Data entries
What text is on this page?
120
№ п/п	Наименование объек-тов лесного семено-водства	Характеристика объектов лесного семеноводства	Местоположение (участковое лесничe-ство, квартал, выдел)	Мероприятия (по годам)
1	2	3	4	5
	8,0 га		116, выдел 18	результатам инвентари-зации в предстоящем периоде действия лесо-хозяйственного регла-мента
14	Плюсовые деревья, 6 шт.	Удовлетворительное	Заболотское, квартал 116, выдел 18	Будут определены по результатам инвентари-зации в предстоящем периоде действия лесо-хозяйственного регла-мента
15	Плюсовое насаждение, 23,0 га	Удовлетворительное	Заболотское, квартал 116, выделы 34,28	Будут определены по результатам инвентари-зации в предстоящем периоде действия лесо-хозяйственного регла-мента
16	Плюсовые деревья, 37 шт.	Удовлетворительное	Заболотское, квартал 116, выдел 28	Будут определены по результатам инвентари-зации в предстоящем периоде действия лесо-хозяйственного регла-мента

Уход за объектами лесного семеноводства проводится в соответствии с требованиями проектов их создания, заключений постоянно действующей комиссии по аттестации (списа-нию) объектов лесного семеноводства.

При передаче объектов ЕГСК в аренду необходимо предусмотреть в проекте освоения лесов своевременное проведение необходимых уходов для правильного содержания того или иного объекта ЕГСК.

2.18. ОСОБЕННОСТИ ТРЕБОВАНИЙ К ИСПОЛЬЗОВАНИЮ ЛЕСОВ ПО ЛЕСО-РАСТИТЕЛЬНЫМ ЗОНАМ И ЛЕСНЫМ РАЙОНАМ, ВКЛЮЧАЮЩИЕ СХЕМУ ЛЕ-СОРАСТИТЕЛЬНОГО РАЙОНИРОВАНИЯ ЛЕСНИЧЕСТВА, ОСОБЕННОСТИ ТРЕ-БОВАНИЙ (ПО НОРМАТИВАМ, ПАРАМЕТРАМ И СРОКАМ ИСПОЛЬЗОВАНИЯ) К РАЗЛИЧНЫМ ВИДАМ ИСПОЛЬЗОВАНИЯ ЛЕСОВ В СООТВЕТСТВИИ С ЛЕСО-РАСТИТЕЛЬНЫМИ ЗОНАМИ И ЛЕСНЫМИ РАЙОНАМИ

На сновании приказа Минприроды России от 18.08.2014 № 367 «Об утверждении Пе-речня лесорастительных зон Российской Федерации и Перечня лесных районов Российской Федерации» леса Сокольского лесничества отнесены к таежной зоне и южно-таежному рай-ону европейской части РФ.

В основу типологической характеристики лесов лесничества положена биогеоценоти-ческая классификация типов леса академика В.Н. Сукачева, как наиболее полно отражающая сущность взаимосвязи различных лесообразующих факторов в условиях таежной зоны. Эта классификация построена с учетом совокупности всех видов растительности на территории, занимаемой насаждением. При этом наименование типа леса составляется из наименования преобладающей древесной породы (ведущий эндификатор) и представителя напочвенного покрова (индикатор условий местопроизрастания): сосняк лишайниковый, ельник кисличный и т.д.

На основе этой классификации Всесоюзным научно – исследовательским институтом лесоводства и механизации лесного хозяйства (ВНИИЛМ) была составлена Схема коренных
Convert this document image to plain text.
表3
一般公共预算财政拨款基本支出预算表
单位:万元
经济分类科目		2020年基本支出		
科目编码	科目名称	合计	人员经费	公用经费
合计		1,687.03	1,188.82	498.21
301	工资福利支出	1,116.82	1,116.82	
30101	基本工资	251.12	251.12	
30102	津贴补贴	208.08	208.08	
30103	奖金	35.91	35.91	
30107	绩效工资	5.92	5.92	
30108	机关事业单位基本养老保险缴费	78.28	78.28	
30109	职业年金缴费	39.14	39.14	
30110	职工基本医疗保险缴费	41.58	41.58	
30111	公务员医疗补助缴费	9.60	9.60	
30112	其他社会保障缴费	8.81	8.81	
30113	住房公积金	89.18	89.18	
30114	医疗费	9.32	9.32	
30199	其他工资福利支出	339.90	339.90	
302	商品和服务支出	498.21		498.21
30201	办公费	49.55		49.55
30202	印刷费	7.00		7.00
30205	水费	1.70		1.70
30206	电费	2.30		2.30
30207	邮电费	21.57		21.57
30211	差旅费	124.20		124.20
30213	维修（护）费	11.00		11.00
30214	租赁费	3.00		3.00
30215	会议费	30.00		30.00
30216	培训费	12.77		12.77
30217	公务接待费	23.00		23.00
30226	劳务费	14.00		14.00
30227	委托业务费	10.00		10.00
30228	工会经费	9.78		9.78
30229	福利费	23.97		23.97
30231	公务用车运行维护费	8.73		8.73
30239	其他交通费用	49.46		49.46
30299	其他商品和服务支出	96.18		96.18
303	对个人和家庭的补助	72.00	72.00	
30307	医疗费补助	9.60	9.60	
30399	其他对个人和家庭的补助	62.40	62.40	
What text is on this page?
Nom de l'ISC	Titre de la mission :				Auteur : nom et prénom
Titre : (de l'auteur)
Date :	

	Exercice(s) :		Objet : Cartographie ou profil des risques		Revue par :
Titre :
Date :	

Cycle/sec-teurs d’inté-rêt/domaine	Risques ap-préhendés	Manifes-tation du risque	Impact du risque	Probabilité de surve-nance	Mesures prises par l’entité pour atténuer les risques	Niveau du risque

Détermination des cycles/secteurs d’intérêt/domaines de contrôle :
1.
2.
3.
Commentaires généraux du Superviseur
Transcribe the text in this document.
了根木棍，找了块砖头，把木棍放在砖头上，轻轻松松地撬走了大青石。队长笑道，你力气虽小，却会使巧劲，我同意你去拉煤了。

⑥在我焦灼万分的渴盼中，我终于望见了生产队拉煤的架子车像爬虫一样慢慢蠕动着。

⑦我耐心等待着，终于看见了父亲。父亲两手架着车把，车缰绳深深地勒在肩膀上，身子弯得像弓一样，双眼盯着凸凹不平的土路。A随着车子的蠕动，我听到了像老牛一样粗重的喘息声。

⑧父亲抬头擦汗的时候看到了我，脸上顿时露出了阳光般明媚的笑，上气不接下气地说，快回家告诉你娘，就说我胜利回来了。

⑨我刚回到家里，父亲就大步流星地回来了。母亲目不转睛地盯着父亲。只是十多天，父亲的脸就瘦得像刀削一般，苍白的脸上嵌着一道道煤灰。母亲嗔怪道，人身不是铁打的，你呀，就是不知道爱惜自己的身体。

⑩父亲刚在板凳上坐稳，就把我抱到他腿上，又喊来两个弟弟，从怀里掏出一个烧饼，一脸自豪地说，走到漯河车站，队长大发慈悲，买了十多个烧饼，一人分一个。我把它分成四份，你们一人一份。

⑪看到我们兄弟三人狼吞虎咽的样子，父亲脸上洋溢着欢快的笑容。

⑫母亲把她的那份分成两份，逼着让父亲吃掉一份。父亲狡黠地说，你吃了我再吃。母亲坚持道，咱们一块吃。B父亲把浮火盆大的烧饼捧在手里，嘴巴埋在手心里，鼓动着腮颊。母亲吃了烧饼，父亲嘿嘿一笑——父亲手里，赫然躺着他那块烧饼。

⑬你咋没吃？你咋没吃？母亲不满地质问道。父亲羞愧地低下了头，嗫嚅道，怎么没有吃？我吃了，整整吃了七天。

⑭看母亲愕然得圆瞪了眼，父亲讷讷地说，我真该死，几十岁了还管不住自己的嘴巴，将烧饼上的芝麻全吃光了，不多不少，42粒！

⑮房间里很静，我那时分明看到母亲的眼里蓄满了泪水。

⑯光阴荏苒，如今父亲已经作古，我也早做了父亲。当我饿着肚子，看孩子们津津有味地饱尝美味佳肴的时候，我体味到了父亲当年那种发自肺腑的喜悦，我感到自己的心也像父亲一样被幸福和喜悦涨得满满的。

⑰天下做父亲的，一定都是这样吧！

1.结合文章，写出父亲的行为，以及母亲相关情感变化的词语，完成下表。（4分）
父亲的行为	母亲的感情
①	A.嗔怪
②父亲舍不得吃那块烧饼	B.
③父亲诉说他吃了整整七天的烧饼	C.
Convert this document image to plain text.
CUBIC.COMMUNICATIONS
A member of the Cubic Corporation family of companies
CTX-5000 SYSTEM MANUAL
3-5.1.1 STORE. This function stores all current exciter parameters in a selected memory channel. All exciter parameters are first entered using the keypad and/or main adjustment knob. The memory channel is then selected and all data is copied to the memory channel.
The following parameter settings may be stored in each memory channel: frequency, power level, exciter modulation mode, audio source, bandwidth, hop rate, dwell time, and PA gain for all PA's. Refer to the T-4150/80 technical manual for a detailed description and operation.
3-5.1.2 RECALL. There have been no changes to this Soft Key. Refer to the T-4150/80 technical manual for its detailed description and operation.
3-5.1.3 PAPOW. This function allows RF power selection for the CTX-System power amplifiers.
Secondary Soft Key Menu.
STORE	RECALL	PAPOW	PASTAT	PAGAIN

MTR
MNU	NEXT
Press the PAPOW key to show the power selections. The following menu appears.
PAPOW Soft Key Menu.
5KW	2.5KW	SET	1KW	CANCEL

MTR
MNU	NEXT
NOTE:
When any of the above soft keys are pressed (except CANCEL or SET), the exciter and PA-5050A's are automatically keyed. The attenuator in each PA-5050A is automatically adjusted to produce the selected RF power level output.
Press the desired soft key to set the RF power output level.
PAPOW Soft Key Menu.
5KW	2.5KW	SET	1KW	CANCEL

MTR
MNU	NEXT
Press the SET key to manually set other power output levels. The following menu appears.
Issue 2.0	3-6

→ Stated goal
Track down the lines that include the word "PAPOW" and copy them.

→ Completed task
3-5.1.3 PAPOW. This function allows RF power selection for the CTX-System power amplifiers.
STORE	RECALL	PAPOW	PASTAT	PAGAIN
Press the PAPOW key to show the power selections. The following menu appears.
PAPOW Soft Key Menu.
PAPOW Soft Key Menu.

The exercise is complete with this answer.